▸ **EXERCISE DIRECTIONS**
Nothing but the lines from the one containing "Convert this screenshot" to the end of the data should be returned, exactly as written; pictures are omitted.

— Begin EXTRACTED MATERIAL —

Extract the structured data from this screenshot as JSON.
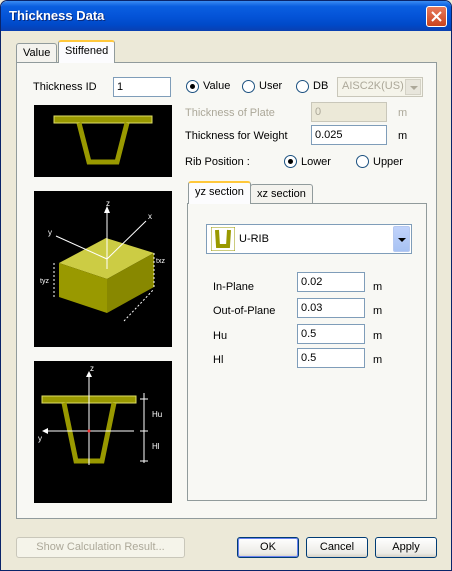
{
  "window": {
    "title": "Thickness Data"
  },
  "tabs": {
    "value": "Value",
    "stiffened": "Stiffened"
  },
  "form": {
    "thickness_id_label": "Thickness ID",
    "thickness_id_value": "1",
    "source_value": "Value",
    "source_user": "User",
    "source_db": "DB",
    "db_combo": "AISC2K(US)",
    "thickness_of_plate_label": "Thickness of Plate",
    "thickness_of_plate_value": "0",
    "thickness_of_plate_unit": "m",
    "thickness_for_weight_label": "Thickness for Weight",
    "thickness_for_weight_value": "0.025",
    "thickness_for_weight_unit": "m",
    "rib_position_label": "Rib Position :",
    "rib_lower": "Lower",
    "rib_upper": "Upper",
    "selected_source": "Value",
    "selected_rib_position": "Lower"
  },
  "section_tabs": {
    "yz": "yz section",
    "xz": "xz section"
  },
  "section": {
    "rib_type": "U-RIB",
    "fields": [
      {
        "label": "In-Plane",
        "value": "0.02",
        "unit": "m"
      },
      {
        "label": "Out-of-Plane",
        "value": "0.03",
        "unit": "m"
      },
      {
        "label": "Hu",
        "value": "0.5",
        "unit": "m"
      },
      {
        "label": "Hl",
        "value": "0.5",
        "unit": "m"
      }
    ]
  },
  "diagram": {
    "axis_z": "z",
    "axis_x": "x",
    "axis_y": "y",
    "txz": "txz",
    "tyz": "tyz",
    "hu": "Hu",
    "hl": "Hl"
  },
  "buttons": {
    "show_calc": "Show Calculation Result...",
    "ok": "OK",
    "cancel": "Cancel",
    "apply": "Apply"
  },
  "colors": {
    "rib_fill": "#999900",
    "titlebar": "#0454d8"
  }
}
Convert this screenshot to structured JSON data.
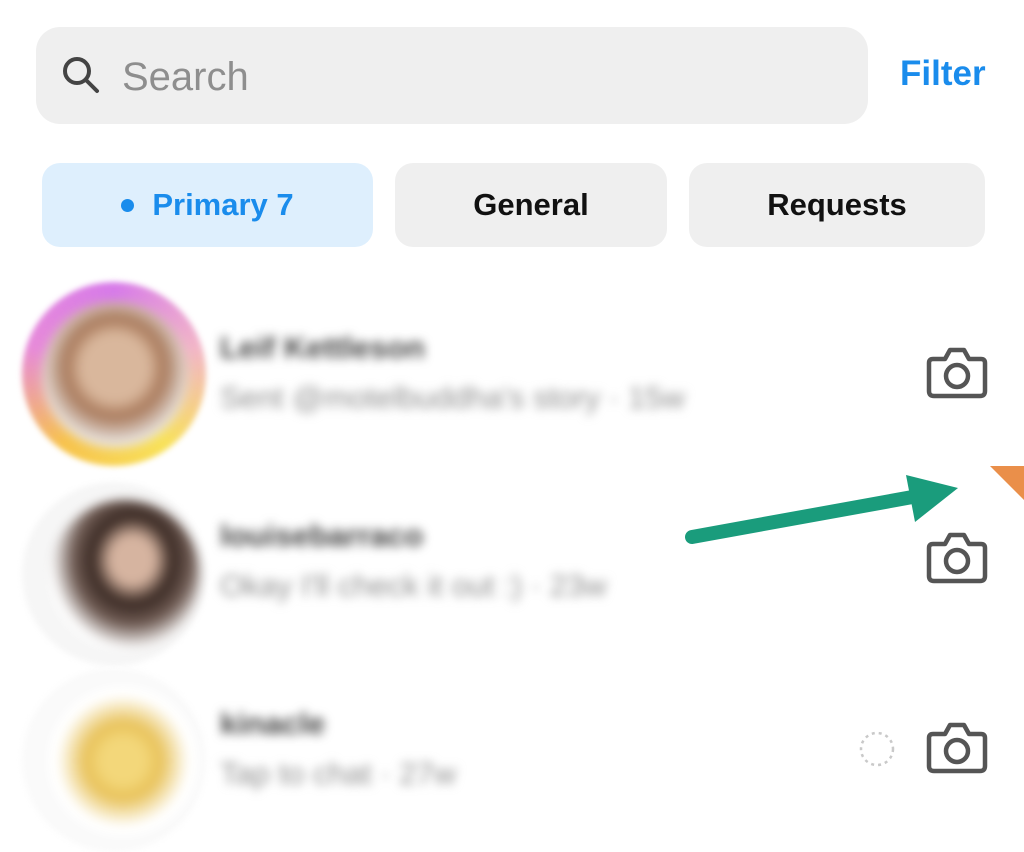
{
  "search": {
    "placeholder": "Search",
    "value": ""
  },
  "filter_label": "Filter",
  "tabs": [
    {
      "label": "Primary 7",
      "active": true,
      "unread_dot": true
    },
    {
      "label": "General",
      "active": false
    },
    {
      "label": "Requests",
      "active": false
    }
  ],
  "colors": {
    "accent": "#1a8cec",
    "active_tab_bg": "#deeffd",
    "tab_bg": "#efefef",
    "annotation_arrow": "#1a9c7c",
    "annotation_corner": "#ea8f4a"
  },
  "conversations": [
    {
      "name": "Leif Kettleson",
      "preview": "Sent @motelbuddha's story · 15w",
      "action_icon": "camera-icon",
      "avatar_ring": "story-gradient"
    },
    {
      "name": "louisebarraco",
      "preview": "Okay I'll check it out :) · 23w",
      "action_icon": "camera-icon"
    },
    {
      "name": "kinacle",
      "preview": "Tap to chat · 27w",
      "action_icon": "camera-icon",
      "status_icon": "loading-icon"
    }
  ],
  "annotation": {
    "type": "arrow",
    "points_to": "camera-icon"
  }
}
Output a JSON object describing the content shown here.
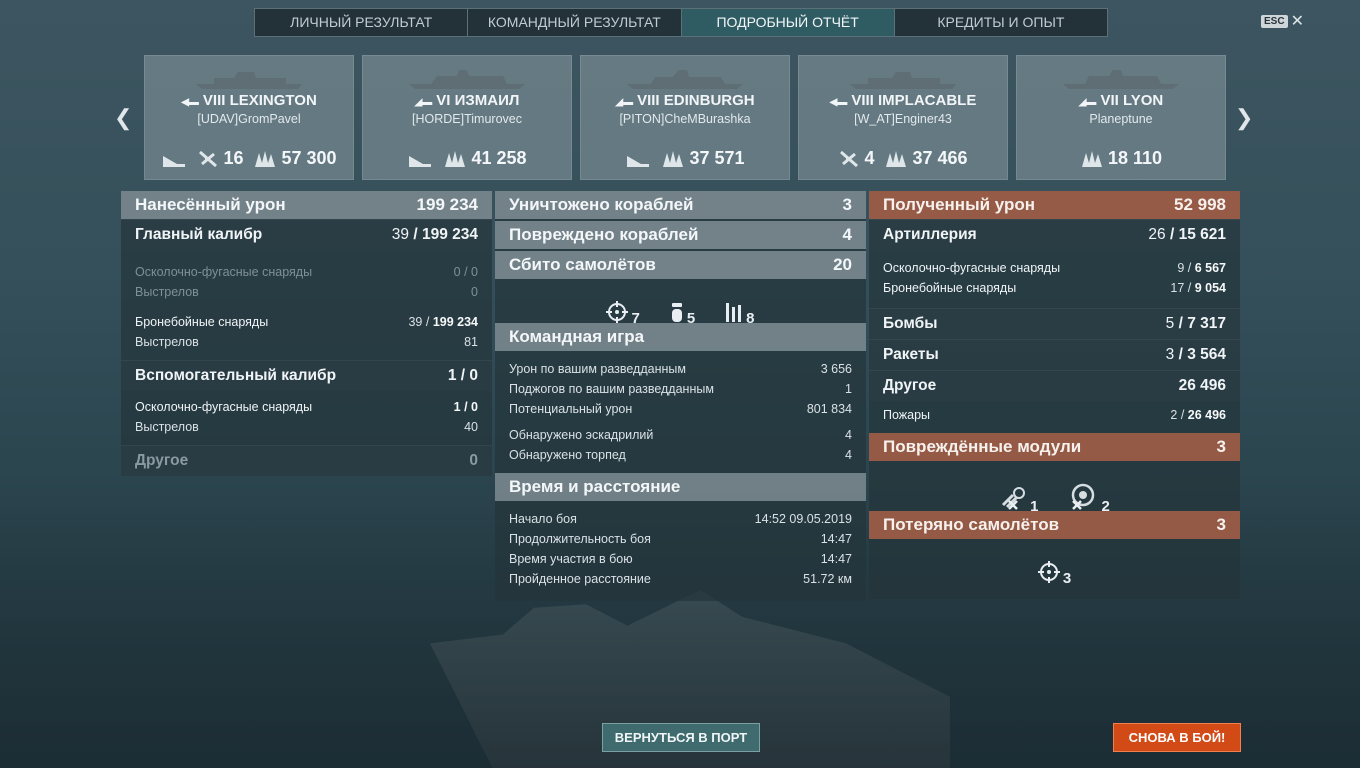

— End EXTRACTED MATERIAL —

▸ **CORRECT ANSWER**
Convert this screenshot to structured JSON data.
{
  "search": {
    "placeholder": "Search",
    "value": ""
  },
  "filter_label": "Filter",
  "tabs": [
    {
      "label": "Primary 7",
      "active": true,
      "unread_dot": true
    },
    {
      "label": "General",
      "active": false
    },
    {
      "label": "Requests",
      "active": false
    }
  ],
  "colors": {
    "accent": "#1a8cec",
    "active_tab_bg": "#deeffd",
    "tab_bg": "#efefef",
    "annotation_arrow": "#1a9c7c",
    "annotation_corner": "#ea8f4a"
  },
  "conversations": [
    {
      "name": "Leif Kettleson",
      "preview": "Sent @motelbuddha's story · 15w",
      "action_icon": "camera-icon",
      "avatar_ring": "story-gradient"
    },
    {
      "name": "louisebarraco",
      "preview": "Okay I'll check it out :) · 23w",
      "action_icon": "camera-icon"
    },
    {
      "name": "kinacle",
      "preview": "Tap to chat · 27w",
      "action_icon": "camera-icon",
      "status_icon": "loading-icon"
    }
  ],
  "annotation": {
    "type": "arrow",
    "points_to": "camera-icon"
  }
}
Output a JSON object describing the content shown here.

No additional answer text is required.